[Given instruction] Lines holding the string "name" are the ones to copy from this listing.

[Extracted records]
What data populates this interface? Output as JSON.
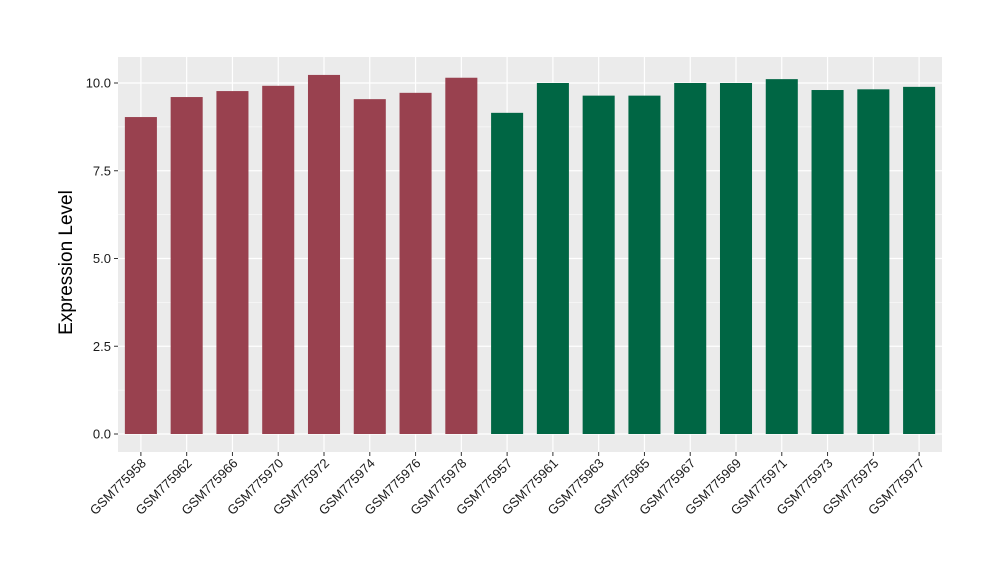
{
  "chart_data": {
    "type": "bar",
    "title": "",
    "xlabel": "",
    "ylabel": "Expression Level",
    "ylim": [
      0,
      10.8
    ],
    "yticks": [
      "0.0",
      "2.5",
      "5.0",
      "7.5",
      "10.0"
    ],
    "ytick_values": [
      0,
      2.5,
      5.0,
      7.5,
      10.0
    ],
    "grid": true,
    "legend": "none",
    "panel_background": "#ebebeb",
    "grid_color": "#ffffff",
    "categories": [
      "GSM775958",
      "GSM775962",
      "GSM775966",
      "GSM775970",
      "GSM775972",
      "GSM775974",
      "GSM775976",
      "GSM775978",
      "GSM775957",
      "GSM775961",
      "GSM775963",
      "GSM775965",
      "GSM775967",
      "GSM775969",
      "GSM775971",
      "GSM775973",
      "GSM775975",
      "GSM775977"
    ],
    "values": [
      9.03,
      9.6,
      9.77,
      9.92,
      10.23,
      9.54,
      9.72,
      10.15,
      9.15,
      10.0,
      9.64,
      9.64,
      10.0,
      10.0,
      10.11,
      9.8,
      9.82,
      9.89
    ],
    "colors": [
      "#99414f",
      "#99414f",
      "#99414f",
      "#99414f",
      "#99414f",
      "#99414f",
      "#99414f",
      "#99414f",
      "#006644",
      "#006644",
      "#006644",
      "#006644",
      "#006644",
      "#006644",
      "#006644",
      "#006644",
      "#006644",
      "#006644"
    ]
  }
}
---
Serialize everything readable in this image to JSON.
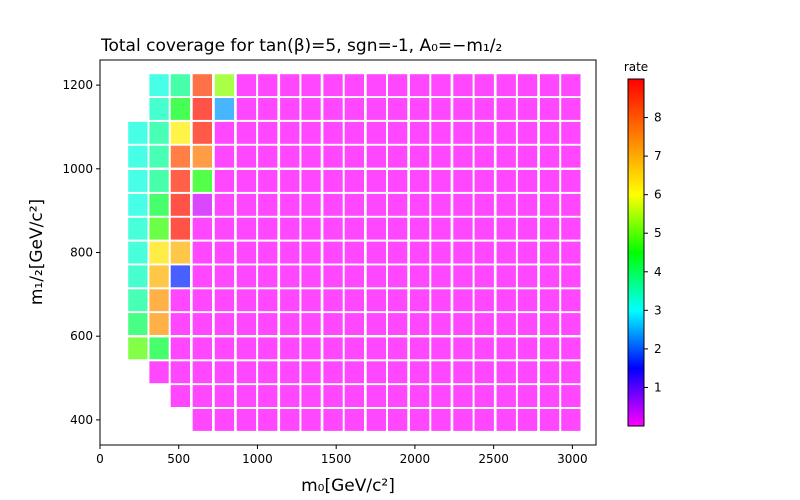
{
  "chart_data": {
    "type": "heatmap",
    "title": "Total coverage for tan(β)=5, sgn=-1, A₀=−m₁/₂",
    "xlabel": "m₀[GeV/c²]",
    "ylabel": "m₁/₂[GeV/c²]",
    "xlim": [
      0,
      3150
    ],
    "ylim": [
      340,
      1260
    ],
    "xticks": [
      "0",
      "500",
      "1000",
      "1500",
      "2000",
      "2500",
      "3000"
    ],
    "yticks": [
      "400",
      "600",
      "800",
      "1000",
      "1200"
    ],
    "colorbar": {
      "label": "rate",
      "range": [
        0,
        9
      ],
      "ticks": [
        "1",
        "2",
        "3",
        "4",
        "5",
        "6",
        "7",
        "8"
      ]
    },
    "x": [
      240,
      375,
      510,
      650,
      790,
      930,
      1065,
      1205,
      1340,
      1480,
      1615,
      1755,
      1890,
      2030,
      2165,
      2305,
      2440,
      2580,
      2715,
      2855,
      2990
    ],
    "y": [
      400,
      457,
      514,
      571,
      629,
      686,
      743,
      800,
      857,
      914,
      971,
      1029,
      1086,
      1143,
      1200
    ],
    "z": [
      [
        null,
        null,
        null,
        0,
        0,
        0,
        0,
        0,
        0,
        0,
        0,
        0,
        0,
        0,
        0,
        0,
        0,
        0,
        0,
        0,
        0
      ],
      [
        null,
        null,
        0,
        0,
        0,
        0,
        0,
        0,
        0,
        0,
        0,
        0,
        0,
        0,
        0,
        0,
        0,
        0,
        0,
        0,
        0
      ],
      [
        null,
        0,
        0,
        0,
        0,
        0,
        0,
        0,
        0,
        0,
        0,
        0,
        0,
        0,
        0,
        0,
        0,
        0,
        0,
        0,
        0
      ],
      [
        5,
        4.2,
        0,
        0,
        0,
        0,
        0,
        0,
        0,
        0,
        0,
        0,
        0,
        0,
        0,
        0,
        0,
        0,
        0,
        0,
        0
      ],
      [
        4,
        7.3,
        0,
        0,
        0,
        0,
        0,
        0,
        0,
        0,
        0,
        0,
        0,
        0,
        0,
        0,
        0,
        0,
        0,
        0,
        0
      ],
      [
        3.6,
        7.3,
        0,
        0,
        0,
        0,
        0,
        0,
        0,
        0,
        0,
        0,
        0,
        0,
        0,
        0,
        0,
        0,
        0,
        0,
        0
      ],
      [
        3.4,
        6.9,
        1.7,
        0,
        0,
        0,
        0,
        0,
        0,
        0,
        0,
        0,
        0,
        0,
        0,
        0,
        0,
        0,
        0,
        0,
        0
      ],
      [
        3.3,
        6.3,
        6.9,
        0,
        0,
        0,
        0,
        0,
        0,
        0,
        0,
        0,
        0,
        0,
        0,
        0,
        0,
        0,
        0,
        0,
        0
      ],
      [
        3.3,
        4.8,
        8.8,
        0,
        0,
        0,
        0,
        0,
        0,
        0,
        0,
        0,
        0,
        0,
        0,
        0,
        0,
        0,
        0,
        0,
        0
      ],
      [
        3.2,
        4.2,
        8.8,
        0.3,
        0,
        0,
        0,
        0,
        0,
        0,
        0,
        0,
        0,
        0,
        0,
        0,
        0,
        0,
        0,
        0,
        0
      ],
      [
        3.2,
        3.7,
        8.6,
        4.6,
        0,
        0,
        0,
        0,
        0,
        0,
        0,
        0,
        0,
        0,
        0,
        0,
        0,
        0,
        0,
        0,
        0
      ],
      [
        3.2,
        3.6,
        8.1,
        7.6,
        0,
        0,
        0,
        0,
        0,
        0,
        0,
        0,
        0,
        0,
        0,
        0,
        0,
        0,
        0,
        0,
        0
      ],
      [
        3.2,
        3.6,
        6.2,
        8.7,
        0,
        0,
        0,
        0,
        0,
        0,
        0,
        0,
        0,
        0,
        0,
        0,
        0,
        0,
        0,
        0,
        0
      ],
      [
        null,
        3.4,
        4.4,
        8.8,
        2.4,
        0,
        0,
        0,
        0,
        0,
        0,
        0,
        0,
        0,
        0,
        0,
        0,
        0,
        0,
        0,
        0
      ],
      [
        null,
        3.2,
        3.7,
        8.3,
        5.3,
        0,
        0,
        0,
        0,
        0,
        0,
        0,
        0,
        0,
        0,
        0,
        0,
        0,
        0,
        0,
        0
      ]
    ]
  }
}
...
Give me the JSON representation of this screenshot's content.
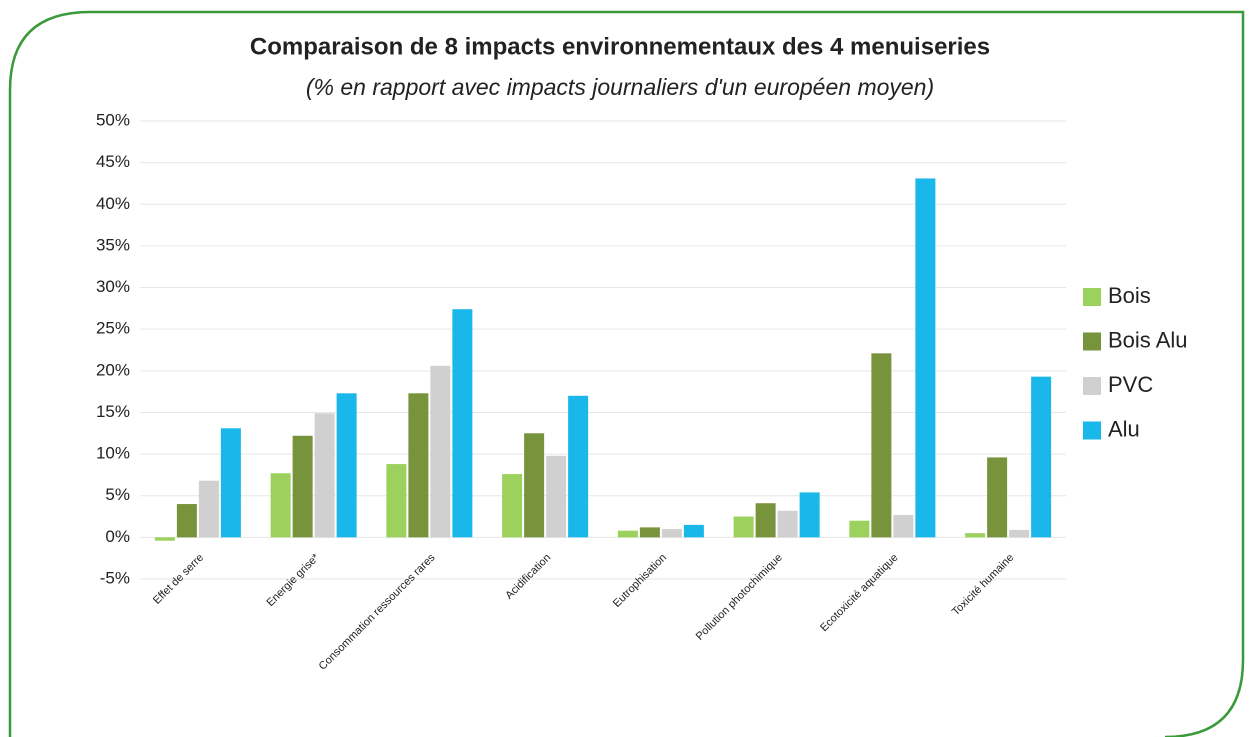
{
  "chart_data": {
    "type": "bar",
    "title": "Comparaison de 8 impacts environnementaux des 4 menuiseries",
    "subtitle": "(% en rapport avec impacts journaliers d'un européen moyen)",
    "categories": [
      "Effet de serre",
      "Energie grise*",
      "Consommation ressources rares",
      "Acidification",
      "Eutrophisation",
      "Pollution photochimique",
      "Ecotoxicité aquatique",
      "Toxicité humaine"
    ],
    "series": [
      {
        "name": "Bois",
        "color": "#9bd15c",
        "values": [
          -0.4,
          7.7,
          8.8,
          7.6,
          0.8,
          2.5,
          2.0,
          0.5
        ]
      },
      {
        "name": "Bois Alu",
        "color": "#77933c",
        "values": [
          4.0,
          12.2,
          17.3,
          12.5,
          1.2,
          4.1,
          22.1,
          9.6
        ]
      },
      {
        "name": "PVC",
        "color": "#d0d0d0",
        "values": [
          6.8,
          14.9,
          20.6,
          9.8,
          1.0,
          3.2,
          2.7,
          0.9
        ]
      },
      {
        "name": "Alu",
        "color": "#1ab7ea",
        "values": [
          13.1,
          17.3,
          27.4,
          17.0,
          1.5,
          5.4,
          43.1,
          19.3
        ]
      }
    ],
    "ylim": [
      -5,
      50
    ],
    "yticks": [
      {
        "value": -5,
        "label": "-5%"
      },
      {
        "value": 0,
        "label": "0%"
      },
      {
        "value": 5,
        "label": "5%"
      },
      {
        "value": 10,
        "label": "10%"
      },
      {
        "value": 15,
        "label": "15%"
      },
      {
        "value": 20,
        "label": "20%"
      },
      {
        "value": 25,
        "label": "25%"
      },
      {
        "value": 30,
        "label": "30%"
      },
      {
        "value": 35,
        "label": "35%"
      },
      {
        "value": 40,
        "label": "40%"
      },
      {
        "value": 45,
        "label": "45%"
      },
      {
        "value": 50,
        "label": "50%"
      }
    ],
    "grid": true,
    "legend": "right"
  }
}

[Result]
        "name": "Bois",
        "name": "Bois Alu",
        "name": "PVC",
        "name": "Alu",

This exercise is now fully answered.